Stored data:
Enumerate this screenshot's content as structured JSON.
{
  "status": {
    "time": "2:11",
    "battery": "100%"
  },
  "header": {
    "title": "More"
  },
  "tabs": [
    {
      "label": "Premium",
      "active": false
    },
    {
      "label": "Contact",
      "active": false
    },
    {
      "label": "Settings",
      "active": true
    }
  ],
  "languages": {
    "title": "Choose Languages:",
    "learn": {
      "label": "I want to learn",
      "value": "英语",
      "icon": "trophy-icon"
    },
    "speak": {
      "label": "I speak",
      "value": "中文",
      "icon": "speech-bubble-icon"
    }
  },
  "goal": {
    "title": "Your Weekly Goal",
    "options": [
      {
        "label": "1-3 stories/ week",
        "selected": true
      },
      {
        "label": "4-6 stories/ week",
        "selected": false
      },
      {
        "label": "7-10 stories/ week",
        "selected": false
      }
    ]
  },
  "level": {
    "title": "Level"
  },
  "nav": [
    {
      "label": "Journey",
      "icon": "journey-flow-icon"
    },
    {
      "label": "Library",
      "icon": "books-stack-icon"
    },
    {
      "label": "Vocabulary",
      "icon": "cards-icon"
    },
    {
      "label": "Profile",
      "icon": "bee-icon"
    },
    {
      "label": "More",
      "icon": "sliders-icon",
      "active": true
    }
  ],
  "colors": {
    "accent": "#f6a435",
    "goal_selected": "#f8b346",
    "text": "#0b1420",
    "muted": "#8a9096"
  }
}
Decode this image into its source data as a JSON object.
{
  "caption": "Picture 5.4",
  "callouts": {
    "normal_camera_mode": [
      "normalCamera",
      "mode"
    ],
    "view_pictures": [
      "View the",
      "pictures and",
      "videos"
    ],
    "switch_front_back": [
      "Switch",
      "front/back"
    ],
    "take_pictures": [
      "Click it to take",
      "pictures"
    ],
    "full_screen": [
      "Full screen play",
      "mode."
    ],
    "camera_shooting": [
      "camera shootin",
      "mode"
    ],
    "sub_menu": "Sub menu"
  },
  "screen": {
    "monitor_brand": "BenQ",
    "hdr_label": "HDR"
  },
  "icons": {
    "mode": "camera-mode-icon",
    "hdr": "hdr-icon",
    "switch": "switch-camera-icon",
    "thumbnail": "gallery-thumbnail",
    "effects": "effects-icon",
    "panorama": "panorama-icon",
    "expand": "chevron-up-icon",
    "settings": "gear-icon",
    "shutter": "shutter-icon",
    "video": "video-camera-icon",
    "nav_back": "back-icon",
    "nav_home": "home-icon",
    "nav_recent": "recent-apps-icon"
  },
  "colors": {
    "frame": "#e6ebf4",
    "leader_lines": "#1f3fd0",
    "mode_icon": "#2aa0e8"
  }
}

**GIVEN EXERCISE**
Write out every line exactly as it stands.

**RESULT OF THIS EXERCISE**
Enumerate this screenshot's content as structured JSON.
{
  "status": {
    "time": "2:11",
    "battery": "100%"
  },
  "header": {
    "title": "More"
  },
  "tabs": [
    {
      "label": "Premium",
      "active": false
    },
    {
      "label": "Contact",
      "active": false
    },
    {
      "label": "Settings",
      "active": true
    }
  ],
  "languages": {
    "title": "Choose Languages:",
    "learn": {
      "label": "I want to learn",
      "value": "英语",
      "icon": "trophy-icon"
    },
    "speak": {
      "label": "I speak",
      "value": "中文",
      "icon": "speech-bubble-icon"
    }
  },
  "goal": {
    "title": "Your Weekly Goal",
    "options": [
      {
        "label": "1-3 stories/ week",
        "selected": true
      },
      {
        "label": "4-6 stories/ week",
        "selected": false
      },
      {
        "label": "7-10 stories/ week",
        "selected": false
      }
    ]
  },
  "level": {
    "title": "Level"
  },
  "nav": [
    {
      "label": "Journey",
      "icon": "journey-flow-icon"
    },
    {
      "label": "Library",
      "icon": "books-stack-icon"
    },
    {
      "label": "Vocabulary",
      "icon": "cards-icon"
    },
    {
      "label": "Profile",
      "icon": "bee-icon"
    },
    {
      "label": "More",
      "icon": "sliders-icon",
      "active": true
    }
  ],
  "colors": {
    "accent": "#f6a435",
    "goal_selected": "#f8b346",
    "text": "#0b1420",
    "muted": "#8a9096"
  }
}
Decode this image into its source data as a JSON object.
{
  "caption": "Picture 5.4",
  "callouts": {
    "normal_camera_mode": [
      "normalCamera",
      "mode"
    ],
    "view_pictures": [
      "View the",
      "pictures and",
      "videos"
    ],
    "switch_front_back": [
      "Switch",
      "front/back"
    ],
    "take_pictures": [
      "Click it to take",
      "pictures"
    ],
    "full_screen": [
      "Full screen play",
      "mode."
    ],
    "camera_shooting": [
      "camera shootin",
      "mode"
    ],
    "sub_menu": "Sub menu"
  },
  "screen": {
    "monitor_brand": "BenQ",
    "hdr_label": "HDR"
  },
  "icons": {
    "mode": "camera-mode-icon",
    "hdr": "hdr-icon",
    "switch": "switch-camera-icon",
    "thumbnail": "gallery-thumbnail",
    "effects": "effects-icon",
    "panorama": "panorama-icon",
    "expand": "chevron-up-icon",
    "settings": "gear-icon",
    "shutter": "shutter-icon",
    "video": "video-camera-icon",
    "nav_back": "back-icon",
    "nav_home": "home-icon",
    "nav_recent": "recent-apps-icon"
  },
  "colors": {
    "frame": "#e6ebf4",
    "leader_lines": "#1f3fd0",
    "mode_icon": "#2aa0e8"
  }
}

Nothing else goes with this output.